--- START OF INPUT DATA ---

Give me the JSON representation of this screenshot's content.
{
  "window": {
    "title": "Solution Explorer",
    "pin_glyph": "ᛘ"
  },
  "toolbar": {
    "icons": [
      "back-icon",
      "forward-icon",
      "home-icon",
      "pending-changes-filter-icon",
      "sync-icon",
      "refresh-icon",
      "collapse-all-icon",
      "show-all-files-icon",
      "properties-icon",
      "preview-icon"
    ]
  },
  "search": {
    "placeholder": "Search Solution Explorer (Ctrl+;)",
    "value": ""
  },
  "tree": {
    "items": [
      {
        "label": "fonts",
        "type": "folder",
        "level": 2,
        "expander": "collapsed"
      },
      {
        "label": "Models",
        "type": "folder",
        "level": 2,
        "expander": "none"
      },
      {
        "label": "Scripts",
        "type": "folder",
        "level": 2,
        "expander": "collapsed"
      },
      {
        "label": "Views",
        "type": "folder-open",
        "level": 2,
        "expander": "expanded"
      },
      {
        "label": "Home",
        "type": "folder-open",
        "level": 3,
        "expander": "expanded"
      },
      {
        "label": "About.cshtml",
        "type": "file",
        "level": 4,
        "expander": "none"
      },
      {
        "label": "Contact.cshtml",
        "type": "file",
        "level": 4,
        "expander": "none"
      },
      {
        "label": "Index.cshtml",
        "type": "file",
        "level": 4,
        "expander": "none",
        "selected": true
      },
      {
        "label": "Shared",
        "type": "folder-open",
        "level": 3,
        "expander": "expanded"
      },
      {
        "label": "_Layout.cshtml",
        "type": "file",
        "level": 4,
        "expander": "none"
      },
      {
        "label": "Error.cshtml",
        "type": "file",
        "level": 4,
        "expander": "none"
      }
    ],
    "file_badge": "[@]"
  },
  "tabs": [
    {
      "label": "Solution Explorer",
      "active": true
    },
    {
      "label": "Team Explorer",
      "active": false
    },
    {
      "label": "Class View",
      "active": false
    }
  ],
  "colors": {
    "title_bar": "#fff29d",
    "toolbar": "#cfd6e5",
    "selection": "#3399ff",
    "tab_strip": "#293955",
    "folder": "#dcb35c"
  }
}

--- END OF INPUT DATA ---

» REQUIREMENT
Where a line in the material contains "cshtml", copy that line.

» TASK SOLUTION
        "label": "About.cshtml",
        "label": "Contact.cshtml",
        "label": "Index.cshtml",
        "label": "_Layout.cshtml",
        "label": "Error.cshtml",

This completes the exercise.